TASK INSTRUCTIONS =>
In the entries below, count every line with the string "Francuskiego". State the count and nothing else.

── TASK MATERIAL ──

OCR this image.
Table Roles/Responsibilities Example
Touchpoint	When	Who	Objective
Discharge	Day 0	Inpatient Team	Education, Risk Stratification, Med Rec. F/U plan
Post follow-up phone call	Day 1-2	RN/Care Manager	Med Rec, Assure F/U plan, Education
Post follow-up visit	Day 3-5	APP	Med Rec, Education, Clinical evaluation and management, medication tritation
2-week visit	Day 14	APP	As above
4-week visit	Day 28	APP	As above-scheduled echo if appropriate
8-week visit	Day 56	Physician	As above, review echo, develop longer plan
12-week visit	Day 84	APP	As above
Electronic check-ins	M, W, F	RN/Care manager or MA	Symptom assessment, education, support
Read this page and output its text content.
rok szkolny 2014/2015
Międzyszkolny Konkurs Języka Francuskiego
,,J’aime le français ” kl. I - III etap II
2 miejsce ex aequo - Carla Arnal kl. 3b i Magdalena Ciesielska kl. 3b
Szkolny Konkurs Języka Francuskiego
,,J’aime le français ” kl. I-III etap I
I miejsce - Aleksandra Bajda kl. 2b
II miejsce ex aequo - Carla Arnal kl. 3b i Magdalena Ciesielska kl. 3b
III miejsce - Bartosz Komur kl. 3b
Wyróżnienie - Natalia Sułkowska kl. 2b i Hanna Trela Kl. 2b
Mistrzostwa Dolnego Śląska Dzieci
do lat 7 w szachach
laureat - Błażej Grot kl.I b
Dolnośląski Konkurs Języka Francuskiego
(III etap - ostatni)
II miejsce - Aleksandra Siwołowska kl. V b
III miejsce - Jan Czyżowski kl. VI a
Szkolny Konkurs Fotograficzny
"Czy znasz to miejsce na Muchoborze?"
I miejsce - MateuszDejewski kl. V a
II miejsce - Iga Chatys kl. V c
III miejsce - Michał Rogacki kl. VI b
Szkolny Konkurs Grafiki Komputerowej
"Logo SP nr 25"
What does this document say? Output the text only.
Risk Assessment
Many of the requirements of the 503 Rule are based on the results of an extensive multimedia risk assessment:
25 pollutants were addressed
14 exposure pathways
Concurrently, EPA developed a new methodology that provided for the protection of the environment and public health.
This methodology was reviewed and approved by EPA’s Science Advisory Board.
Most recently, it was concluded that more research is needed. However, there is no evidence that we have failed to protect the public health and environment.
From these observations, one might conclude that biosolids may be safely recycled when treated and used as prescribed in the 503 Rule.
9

───

FULL SOLUTION =>
3